***** Listed entries

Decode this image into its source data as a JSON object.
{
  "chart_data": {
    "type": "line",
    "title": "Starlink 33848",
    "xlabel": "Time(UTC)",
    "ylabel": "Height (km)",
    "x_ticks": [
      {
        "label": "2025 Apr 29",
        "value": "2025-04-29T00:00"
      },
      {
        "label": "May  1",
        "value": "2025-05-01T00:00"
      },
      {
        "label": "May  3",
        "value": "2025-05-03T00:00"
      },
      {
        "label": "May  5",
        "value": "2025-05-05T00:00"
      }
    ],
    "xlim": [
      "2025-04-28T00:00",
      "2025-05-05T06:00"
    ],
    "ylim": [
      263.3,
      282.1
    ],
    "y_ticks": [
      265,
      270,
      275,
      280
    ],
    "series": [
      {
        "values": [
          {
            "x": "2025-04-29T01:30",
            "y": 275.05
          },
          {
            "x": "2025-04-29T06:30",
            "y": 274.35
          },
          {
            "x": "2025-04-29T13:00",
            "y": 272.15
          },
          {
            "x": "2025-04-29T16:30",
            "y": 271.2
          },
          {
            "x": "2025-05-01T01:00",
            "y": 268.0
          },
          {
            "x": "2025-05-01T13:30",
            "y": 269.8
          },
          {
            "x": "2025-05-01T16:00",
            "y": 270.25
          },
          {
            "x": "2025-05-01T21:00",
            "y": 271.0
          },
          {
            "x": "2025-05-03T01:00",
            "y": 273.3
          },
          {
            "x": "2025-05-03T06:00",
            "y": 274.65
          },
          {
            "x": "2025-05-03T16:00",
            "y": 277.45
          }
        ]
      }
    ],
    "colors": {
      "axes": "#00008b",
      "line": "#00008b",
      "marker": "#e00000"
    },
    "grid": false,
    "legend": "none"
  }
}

**********

## Stated problem
Restate all of the entries above precisely.

## The output
Decode this image into its source data as a JSON object.
{
  "chart_data": {
    "type": "line",
    "title": "Starlink 33848",
    "xlabel": "Time(UTC)",
    "ylabel": "Height (km)",
    "x_ticks": [
      {
        "label": "2025 Apr 29",
        "value": "2025-04-29T00:00"
      },
      {
        "label": "May  1",
        "value": "2025-05-01T00:00"
      },
      {
        "label": "May  3",
        "value": "2025-05-03T00:00"
      },
      {
        "label": "May  5",
        "value": "2025-05-05T00:00"
      }
    ],
    "xlim": [
      "2025-04-28T00:00",
      "2025-05-05T06:00"
    ],
    "ylim": [
      263.3,
      282.1
    ],
    "y_ticks": [
      265,
      270,
      275,
      280
    ],
    "series": [
      {
        "values": [
          {
            "x": "2025-04-29T01:30",
            "y": 275.05
          },
          {
            "x": "2025-04-29T06:30",
            "y": 274.35
          },
          {
            "x": "2025-04-29T13:00",
            "y": 272.15
          },
          {
            "x": "2025-04-29T16:30",
            "y": 271.2
          },
          {
            "x": "2025-05-01T01:00",
            "y": 268.0
          },
          {
            "x": "2025-05-01T13:30",
            "y": 269.8
          },
          {
            "x": "2025-05-01T16:00",
            "y": 270.25
          },
          {
            "x": "2025-05-01T21:00",
            "y": 271.0
          },
          {
            "x": "2025-05-03T01:00",
            "y": 273.3
          },
          {
            "x": "2025-05-03T06:00",
            "y": 274.65
          },
          {
            "x": "2025-05-03T16:00",
            "y": 277.45
          }
        ]
      }
    ],
    "colors": {
      "axes": "#00008b",
      "line": "#00008b",
      "marker": "#e00000"
    },
    "grid": false,
    "legend": "none"
  }
}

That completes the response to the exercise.